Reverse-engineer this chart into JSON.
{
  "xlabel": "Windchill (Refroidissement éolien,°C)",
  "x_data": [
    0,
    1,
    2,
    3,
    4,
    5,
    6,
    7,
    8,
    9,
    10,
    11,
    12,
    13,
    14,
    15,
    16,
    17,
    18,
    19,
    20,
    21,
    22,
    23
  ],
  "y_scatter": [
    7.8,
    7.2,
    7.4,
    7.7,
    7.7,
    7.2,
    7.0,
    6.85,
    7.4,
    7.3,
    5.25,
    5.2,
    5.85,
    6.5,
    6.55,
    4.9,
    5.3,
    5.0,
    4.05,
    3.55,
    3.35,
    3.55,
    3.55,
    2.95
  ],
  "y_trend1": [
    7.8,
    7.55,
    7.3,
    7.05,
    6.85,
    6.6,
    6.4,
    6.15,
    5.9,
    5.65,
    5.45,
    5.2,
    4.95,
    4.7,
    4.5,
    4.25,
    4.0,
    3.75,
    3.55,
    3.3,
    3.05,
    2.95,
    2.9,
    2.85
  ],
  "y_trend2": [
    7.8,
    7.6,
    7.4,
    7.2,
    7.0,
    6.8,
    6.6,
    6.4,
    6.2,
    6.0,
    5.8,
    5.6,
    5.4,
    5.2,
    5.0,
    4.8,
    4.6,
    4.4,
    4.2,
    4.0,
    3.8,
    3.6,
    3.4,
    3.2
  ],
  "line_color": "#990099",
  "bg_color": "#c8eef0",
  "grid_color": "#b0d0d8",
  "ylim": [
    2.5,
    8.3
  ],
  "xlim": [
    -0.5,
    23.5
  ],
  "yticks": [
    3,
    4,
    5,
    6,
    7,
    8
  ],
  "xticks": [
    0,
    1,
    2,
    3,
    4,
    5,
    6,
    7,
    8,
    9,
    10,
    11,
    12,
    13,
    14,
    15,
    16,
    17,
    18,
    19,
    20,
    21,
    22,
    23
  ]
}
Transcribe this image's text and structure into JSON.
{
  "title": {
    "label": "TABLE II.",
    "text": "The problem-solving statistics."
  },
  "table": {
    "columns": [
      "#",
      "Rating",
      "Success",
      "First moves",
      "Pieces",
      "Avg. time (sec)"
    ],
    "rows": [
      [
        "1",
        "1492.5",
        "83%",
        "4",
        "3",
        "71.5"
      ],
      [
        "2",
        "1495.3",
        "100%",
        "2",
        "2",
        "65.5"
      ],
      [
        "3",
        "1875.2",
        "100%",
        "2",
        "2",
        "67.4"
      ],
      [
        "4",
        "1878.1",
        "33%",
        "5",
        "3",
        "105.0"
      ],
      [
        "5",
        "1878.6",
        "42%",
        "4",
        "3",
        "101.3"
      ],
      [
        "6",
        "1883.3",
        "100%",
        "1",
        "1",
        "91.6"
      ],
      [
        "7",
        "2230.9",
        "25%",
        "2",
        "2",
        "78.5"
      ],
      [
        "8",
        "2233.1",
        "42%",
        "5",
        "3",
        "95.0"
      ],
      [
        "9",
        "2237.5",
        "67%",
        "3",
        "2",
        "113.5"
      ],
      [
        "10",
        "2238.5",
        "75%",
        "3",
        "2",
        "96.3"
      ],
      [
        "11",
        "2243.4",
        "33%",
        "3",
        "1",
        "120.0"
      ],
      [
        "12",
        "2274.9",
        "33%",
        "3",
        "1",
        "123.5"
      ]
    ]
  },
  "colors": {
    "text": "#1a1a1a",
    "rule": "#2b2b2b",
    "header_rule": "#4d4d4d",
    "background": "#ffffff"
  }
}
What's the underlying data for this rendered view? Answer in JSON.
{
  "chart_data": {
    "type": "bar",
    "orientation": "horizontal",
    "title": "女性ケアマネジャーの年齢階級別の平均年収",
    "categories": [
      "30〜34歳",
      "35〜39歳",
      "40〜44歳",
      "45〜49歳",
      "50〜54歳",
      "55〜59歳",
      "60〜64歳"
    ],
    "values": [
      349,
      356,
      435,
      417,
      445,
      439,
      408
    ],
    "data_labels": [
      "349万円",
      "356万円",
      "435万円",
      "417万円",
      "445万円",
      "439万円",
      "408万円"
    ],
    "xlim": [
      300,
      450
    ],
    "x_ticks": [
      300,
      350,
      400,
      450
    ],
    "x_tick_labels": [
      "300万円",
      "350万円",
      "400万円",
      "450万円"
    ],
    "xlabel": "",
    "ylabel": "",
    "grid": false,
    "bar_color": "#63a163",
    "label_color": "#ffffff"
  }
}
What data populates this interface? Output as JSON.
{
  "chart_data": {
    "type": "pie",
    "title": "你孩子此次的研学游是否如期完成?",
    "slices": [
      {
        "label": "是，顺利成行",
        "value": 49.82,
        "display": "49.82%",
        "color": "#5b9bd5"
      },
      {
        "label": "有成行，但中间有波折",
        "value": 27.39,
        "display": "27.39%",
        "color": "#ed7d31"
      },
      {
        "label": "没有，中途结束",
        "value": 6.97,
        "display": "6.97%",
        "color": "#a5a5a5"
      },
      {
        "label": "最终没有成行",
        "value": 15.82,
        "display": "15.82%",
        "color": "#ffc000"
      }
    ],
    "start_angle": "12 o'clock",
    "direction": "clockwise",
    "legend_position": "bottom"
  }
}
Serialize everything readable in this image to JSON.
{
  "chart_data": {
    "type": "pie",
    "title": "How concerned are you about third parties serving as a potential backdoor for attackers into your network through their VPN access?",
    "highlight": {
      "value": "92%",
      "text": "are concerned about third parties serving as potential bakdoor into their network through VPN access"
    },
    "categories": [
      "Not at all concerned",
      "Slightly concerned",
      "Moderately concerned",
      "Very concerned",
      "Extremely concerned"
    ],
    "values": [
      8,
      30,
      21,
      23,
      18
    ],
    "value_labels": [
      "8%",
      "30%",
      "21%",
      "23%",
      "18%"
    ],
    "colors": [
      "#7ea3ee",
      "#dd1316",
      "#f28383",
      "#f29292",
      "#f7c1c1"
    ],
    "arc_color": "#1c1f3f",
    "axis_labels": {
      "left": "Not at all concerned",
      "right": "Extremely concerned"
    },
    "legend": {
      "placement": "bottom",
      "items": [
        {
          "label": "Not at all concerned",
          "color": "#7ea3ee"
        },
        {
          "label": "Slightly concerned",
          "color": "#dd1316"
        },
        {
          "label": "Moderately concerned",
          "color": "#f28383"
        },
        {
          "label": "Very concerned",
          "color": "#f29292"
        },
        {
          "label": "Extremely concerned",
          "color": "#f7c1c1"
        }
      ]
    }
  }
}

:::

» **The problem**
In the records above, find each line with the word "bottom" and copy it.

» **Exercise solution**
    "legend_position": "bottom"
      "placement": "bottom",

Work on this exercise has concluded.